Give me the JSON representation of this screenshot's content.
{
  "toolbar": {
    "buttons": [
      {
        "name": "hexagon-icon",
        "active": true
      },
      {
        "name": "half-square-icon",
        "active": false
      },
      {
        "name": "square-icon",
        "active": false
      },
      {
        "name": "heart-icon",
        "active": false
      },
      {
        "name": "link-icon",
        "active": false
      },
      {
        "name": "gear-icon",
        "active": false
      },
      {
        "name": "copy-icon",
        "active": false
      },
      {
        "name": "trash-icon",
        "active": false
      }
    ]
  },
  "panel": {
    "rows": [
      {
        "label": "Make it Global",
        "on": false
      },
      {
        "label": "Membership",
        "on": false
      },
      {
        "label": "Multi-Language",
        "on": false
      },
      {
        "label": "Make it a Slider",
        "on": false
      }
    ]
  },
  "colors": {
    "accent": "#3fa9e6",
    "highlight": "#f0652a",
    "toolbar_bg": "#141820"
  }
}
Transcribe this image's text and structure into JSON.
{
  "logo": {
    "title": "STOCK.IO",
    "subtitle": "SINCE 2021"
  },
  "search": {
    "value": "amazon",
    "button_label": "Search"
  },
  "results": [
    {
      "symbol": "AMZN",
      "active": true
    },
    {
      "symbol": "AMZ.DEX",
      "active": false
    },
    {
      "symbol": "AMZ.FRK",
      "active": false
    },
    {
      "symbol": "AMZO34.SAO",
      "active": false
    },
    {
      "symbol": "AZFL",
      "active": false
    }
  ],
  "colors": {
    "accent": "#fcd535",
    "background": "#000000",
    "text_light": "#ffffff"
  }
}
+++
**What is expected**: Extract the full listing above without altering anything.

**Answer**:
Give me the JSON representation of this screenshot's content.
{
  "toolbar": {
    "buttons": [
      {
        "name": "hexagon-icon",
        "active": true
      },
      {
        "name": "half-square-icon",
        "active": false
      },
      {
        "name": "square-icon",
        "active": false
      },
      {
        "name": "heart-icon",
        "active": false
      },
      {
        "name": "link-icon",
        "active": false
      },
      {
        "name": "gear-icon",
        "active": false
      },
      {
        "name": "copy-icon",
        "active": false
      },
      {
        "name": "trash-icon",
        "active": false
      }
    ]
  },
  "panel": {
    "rows": [
      {
        "label": "Make it Global",
        "on": false
      },
      {
        "label": "Membership",
        "on": false
      },
      {
        "label": "Multi-Language",
        "on": false
      },
      {
        "label": "Make it a Slider",
        "on": false
      }
    ]
  },
  "colors": {
    "accent": "#3fa9e6",
    "highlight": "#f0652a",
    "toolbar_bg": "#141820"
  }
}
Transcribe this image's text and structure into JSON.
{
  "logo": {
    "title": "STOCK.IO",
    "subtitle": "SINCE 2021"
  },
  "search": {
    "value": "amazon",
    "button_label": "Search"
  },
  "results": [
    {
      "symbol": "AMZN",
      "active": true
    },
    {
      "symbol": "AMZ.DEX",
      "active": false
    },
    {
      "symbol": "AMZ.FRK",
      "active": false
    },
    {
      "symbol": "AMZO34.SAO",
      "active": false
    },
    {
      "symbol": "AZFL",
      "active": false
    }
  ],
  "colors": {
    "accent": "#fcd535",
    "background": "#000000",
    "text_light": "#ffffff"
  }
}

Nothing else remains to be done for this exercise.